Task prompt: Exclude the pictures, then repeat the remaining data exactly.
________
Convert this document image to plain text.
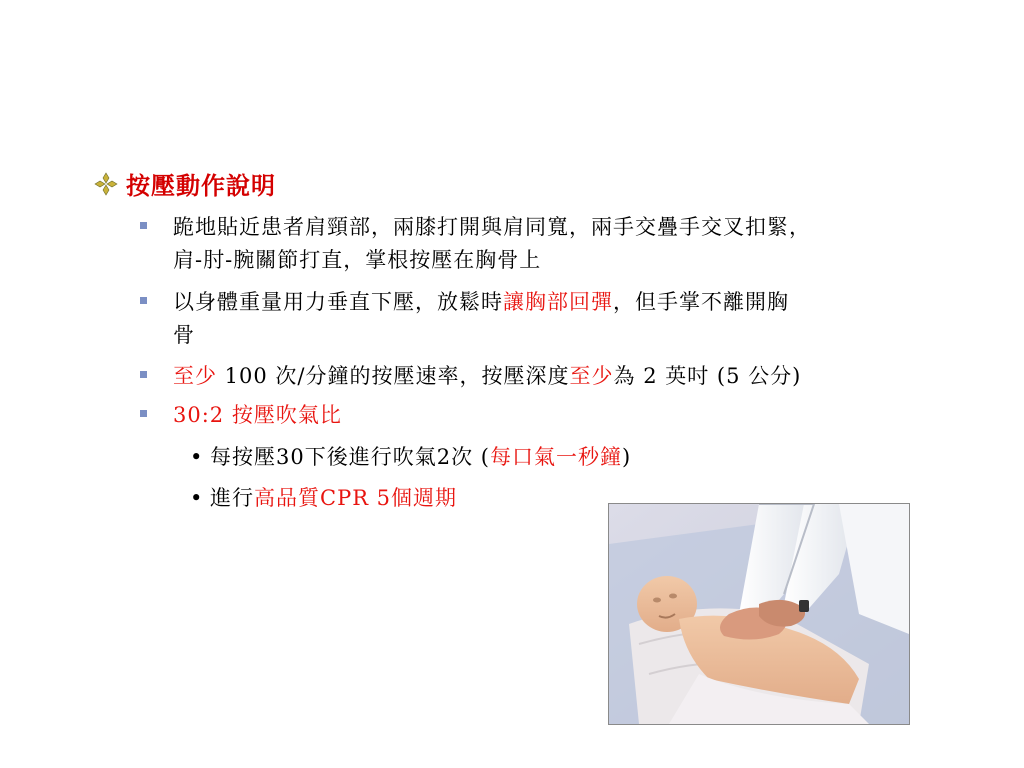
按壓動作說明
跪地貼近患者肩頸部，兩膝打開與肩同寬，兩手交疊手交叉扣緊，
肩-肘-腕關節打直，掌根按壓在胸骨上
以身體重量用力垂直下壓，放鬆時讓胸部回彈，但手掌不離開胸
骨
至少 100 次/分鐘的按壓速率，按壓深度至少為 2 英吋 (5 公分)
30:2 按壓吹氣比
• 每按壓30下後進行吹氣2次 (每口氣一秒鐘)
• 進行高品質CPR 5個週期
________
Solution for this exercise:
Convert this document image to plain text.
按壓動作說明
跪地貼近患者肩頸部，兩膝打開與肩同寬，兩手交疊手交叉扣緊，
肩-肘-腕關節打直，掌根按壓在胸骨上
以身體重量用力垂直下壓，放鬆時讓胸部回彈，但手掌不離開胸
骨
至少 100 次/分鐘的按壓速率，按壓深度至少為 2 英吋 (5 公分)
30:2 按壓吹氣比
• 每按壓30下後進行吹氣2次 (每口氣一秒鐘)
• 進行高品質CPR 5個週期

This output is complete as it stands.